Please copy out every one of the records below word for word.

Records from a dataset —
----

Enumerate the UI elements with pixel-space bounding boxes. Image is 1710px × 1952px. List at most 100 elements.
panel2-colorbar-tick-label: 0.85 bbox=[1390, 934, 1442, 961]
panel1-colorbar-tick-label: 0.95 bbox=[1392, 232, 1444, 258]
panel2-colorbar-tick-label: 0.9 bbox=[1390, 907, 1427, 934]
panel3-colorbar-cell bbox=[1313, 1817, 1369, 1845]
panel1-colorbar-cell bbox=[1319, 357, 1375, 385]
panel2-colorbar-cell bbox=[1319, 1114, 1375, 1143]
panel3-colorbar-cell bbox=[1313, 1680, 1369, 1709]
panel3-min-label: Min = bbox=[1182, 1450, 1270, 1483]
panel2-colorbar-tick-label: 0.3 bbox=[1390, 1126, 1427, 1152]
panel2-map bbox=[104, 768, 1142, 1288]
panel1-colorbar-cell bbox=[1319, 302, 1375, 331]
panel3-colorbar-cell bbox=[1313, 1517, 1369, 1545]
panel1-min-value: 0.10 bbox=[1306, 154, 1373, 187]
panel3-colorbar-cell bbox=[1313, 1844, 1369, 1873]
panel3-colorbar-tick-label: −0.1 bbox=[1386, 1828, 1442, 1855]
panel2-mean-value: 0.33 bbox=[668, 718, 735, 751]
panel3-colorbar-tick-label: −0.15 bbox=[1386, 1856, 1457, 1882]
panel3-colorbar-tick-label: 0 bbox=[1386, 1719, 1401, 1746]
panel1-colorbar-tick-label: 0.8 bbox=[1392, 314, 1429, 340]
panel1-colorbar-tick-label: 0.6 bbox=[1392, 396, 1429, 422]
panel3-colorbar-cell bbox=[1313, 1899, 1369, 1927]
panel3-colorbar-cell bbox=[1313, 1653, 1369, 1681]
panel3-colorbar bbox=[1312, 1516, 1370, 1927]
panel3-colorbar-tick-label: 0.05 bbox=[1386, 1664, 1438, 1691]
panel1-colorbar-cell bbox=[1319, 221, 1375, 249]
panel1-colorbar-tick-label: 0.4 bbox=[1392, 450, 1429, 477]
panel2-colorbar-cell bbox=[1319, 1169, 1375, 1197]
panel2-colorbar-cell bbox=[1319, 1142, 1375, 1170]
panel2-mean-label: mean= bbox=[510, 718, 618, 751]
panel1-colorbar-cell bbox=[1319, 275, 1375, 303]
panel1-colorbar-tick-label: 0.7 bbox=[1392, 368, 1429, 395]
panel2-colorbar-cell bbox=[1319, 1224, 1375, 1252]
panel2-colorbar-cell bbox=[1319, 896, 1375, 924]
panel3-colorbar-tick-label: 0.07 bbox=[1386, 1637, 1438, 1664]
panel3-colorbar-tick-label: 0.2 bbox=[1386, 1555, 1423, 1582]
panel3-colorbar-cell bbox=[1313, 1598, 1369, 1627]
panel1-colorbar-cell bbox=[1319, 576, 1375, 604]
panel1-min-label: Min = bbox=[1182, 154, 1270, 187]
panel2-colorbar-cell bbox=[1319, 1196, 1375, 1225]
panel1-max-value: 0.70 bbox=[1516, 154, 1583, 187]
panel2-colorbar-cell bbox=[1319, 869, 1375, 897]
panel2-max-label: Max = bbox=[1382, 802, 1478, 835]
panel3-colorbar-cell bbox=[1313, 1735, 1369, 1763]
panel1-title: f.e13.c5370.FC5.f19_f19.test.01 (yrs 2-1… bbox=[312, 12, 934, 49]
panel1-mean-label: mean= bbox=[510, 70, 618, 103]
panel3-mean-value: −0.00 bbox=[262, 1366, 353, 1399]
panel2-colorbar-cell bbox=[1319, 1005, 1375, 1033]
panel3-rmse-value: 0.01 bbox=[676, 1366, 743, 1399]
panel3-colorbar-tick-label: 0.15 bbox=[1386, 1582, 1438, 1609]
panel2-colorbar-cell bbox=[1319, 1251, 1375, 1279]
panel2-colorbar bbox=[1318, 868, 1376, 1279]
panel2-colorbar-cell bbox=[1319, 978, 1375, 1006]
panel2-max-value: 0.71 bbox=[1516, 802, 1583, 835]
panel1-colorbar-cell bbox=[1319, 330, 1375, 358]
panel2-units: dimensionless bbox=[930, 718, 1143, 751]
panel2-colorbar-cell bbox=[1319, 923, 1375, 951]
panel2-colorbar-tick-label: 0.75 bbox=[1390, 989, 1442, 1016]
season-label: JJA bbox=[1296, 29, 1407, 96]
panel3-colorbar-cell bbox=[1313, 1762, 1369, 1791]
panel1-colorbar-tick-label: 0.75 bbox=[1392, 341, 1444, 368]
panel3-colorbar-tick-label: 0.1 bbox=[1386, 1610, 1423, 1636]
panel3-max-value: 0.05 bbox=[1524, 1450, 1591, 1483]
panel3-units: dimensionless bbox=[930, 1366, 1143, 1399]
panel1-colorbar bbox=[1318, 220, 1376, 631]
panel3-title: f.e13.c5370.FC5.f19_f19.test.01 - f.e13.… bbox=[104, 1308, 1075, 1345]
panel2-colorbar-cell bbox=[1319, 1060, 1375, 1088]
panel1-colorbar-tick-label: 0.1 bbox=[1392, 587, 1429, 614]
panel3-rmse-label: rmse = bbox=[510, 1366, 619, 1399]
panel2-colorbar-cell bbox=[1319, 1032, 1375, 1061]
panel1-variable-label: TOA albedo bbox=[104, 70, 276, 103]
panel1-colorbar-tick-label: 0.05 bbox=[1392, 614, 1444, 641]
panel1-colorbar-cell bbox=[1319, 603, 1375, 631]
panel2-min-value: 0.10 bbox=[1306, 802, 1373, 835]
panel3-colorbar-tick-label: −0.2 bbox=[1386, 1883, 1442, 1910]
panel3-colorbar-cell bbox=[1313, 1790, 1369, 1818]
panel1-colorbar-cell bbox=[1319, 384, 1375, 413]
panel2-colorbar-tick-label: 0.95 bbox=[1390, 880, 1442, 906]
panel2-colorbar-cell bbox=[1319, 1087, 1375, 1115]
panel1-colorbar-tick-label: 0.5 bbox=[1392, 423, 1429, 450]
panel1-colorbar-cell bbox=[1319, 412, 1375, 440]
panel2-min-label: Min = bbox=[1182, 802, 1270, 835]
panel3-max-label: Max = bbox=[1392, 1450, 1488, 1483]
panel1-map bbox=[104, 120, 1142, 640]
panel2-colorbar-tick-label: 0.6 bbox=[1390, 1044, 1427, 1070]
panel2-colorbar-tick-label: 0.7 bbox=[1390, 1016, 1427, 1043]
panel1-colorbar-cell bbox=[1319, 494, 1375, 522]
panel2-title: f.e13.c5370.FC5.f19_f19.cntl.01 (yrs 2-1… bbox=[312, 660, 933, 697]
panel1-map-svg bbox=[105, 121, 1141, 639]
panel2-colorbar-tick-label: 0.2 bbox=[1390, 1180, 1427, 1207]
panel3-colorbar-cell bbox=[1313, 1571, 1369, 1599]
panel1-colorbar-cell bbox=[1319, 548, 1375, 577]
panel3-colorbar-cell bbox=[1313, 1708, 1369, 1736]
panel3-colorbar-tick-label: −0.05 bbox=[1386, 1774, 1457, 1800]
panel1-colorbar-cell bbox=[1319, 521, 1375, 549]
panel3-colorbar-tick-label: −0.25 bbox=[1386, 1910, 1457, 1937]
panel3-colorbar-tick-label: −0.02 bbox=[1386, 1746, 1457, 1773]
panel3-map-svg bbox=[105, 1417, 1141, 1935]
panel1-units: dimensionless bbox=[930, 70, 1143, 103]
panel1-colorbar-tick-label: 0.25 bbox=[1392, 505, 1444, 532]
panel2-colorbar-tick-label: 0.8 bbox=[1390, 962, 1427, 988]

----

Solution to this task —
Enumerate the UI elements with pixel-space bounding boxes. Image is 1710px × 1952px. List at most 100 elements.
panel2-colorbar-tick-label: 0.85 bbox=[1390, 934, 1442, 961]
panel1-colorbar-tick-label: 0.95 bbox=[1392, 232, 1444, 258]
panel2-colorbar-tick-label: 0.9 bbox=[1390, 907, 1427, 934]
panel3-colorbar-cell bbox=[1313, 1817, 1369, 1845]
panel1-colorbar-cell bbox=[1319, 357, 1375, 385]
panel2-colorbar-cell bbox=[1319, 1114, 1375, 1143]
panel3-colorbar-cell bbox=[1313, 1680, 1369, 1709]
panel3-min-label: Min = bbox=[1182, 1450, 1270, 1483]
panel2-colorbar-tick-label: 0.3 bbox=[1390, 1126, 1427, 1152]
panel2-map bbox=[104, 768, 1142, 1288]
panel1-colorbar-cell bbox=[1319, 302, 1375, 331]
panel3-colorbar-cell bbox=[1313, 1517, 1369, 1545]
panel1-min-value: 0.10 bbox=[1306, 154, 1373, 187]
panel3-colorbar-cell bbox=[1313, 1844, 1369, 1873]
panel3-colorbar-tick-label: −0.1 bbox=[1386, 1828, 1442, 1855]
panel2-mean-value: 0.33 bbox=[668, 718, 735, 751]
panel3-colorbar-tick-label: −0.15 bbox=[1386, 1856, 1457, 1882]
panel3-colorbar-tick-label: 0 bbox=[1386, 1719, 1401, 1746]
panel1-colorbar-tick-label: 0.8 bbox=[1392, 314, 1429, 340]
panel1-colorbar-tick-label: 0.6 bbox=[1392, 396, 1429, 422]
panel3-colorbar-cell bbox=[1313, 1899, 1369, 1927]
panel3-colorbar-cell bbox=[1313, 1653, 1369, 1681]
panel3-colorbar bbox=[1312, 1516, 1370, 1927]
panel3-colorbar-tick-label: 0.05 bbox=[1386, 1664, 1438, 1691]
panel1-colorbar-cell bbox=[1319, 221, 1375, 249]
panel1-colorbar-tick-label: 0.4 bbox=[1392, 450, 1429, 477]
panel2-colorbar-cell bbox=[1319, 1169, 1375, 1197]
panel2-colorbar-cell bbox=[1319, 1142, 1375, 1170]
panel2-mean-label: mean= bbox=[510, 718, 618, 751]
panel1-colorbar-cell bbox=[1319, 275, 1375, 303]
panel1-colorbar-tick-label: 0.7 bbox=[1392, 368, 1429, 395]
panel2-colorbar-cell bbox=[1319, 1224, 1375, 1252]
panel2-colorbar-cell bbox=[1319, 896, 1375, 924]
panel3-colorbar-tick-label: 0.07 bbox=[1386, 1637, 1438, 1664]
panel3-colorbar-tick-label: 0.2 bbox=[1386, 1555, 1423, 1582]
panel3-colorbar-cell bbox=[1313, 1598, 1369, 1627]
panel1-colorbar-cell bbox=[1319, 576, 1375, 604]
panel1-min-label: Min = bbox=[1182, 154, 1270, 187]
panel2-colorbar-cell bbox=[1319, 1196, 1375, 1225]
panel1-max-value: 0.70 bbox=[1516, 154, 1583, 187]
panel2-colorbar-cell bbox=[1319, 869, 1375, 897]
panel2-max-label: Max = bbox=[1382, 802, 1478, 835]
panel3-colorbar-cell bbox=[1313, 1735, 1369, 1763]
panel1-title: f.e13.c5370.FC5.f19_f19.test.01 (yrs 2-1… bbox=[312, 12, 934, 49]
panel1-mean-label: mean= bbox=[510, 70, 618, 103]
panel3-mean-value: −0.00 bbox=[262, 1366, 353, 1399]
panel2-colorbar-cell bbox=[1319, 1005, 1375, 1033]
panel3-rmse-value: 0.01 bbox=[676, 1366, 743, 1399]
panel3-colorbar-tick-label: 0.15 bbox=[1386, 1582, 1438, 1609]
panel2-colorbar-cell bbox=[1319, 1251, 1375, 1279]
panel2-colorbar bbox=[1318, 868, 1376, 1279]
panel2-colorbar-cell bbox=[1319, 978, 1375, 1006]
panel2-max-value: 0.71 bbox=[1516, 802, 1583, 835]
panel1-colorbar-cell bbox=[1319, 330, 1375, 358]
panel2-units: dimensionless bbox=[930, 718, 1143, 751]
panel2-colorbar-cell bbox=[1319, 923, 1375, 951]
panel2-colorbar-tick-label: 0.75 bbox=[1390, 989, 1442, 1016]
season-label: JJA bbox=[1296, 29, 1407, 96]
panel3-colorbar-cell bbox=[1313, 1762, 1369, 1791]
panel1-colorbar-tick-label: 0.75 bbox=[1392, 341, 1444, 368]
panel3-colorbar-tick-label: 0.1 bbox=[1386, 1610, 1423, 1636]
panel3-max-value: 0.05 bbox=[1524, 1450, 1591, 1483]
panel3-units: dimensionless bbox=[930, 1366, 1143, 1399]
panel1-colorbar bbox=[1318, 220, 1376, 631]
panel3-title: f.e13.c5370.FC5.f19_f19.test.01 - f.e13.… bbox=[104, 1308, 1075, 1345]
panel2-colorbar-cell bbox=[1319, 1060, 1375, 1088]
panel1-colorbar-tick-label: 0.1 bbox=[1392, 587, 1429, 614]
panel3-rmse-label: rmse = bbox=[510, 1366, 619, 1399]
panel2-colorbar-cell bbox=[1319, 1032, 1375, 1061]
panel1-variable-label: TOA albedo bbox=[104, 70, 276, 103]
panel1-colorbar-tick-label: 0.05 bbox=[1392, 614, 1444, 641]
panel1-colorbar-cell bbox=[1319, 603, 1375, 631]
panel2-min-value: 0.10 bbox=[1306, 802, 1373, 835]
panel3-colorbar-tick-label: −0.2 bbox=[1386, 1883, 1442, 1910]
panel3-colorbar-cell bbox=[1313, 1790, 1369, 1818]
panel1-colorbar-cell bbox=[1319, 384, 1375, 413]
panel2-colorbar-tick-label: 0.95 bbox=[1390, 880, 1442, 906]
panel2-colorbar-cell bbox=[1319, 1087, 1375, 1115]
panel1-colorbar-tick-label: 0.5 bbox=[1392, 423, 1429, 450]
panel1-colorbar-cell bbox=[1319, 412, 1375, 440]
panel2-min-label: Min = bbox=[1182, 802, 1270, 835]
panel3-max-label: Max = bbox=[1392, 1450, 1488, 1483]
panel1-map bbox=[104, 120, 1142, 640]
panel2-colorbar-tick-label: 0.6 bbox=[1390, 1044, 1427, 1070]
panel2-colorbar-tick-label: 0.7 bbox=[1390, 1016, 1427, 1043]
panel1-colorbar-cell bbox=[1319, 494, 1375, 522]
panel2-title: f.e13.c5370.FC5.f19_f19.cntl.01 (yrs 2-1… bbox=[312, 660, 933, 697]
panel1-map-svg bbox=[105, 121, 1141, 639]
panel2-colorbar-tick-label: 0.2 bbox=[1390, 1180, 1427, 1207]
panel3-colorbar-cell bbox=[1313, 1571, 1369, 1599]
panel1-colorbar-cell bbox=[1319, 548, 1375, 577]
panel3-colorbar-cell bbox=[1313, 1708, 1369, 1736]
panel3-colorbar-tick-label: −0.05 bbox=[1386, 1774, 1457, 1800]
panel1-colorbar-cell bbox=[1319, 521, 1375, 549]
panel3-colorbar-tick-label: −0.25 bbox=[1386, 1910, 1457, 1937]
panel3-colorbar-tick-label: −0.02 bbox=[1386, 1746, 1457, 1773]
panel3-map-svg bbox=[105, 1417, 1141, 1935]
panel1-units: dimensionless bbox=[930, 70, 1143, 103]
panel1-colorbar-tick-label: 0.25 bbox=[1392, 505, 1444, 532]
panel2-colorbar-tick-label: 0.8 bbox=[1390, 962, 1427, 988]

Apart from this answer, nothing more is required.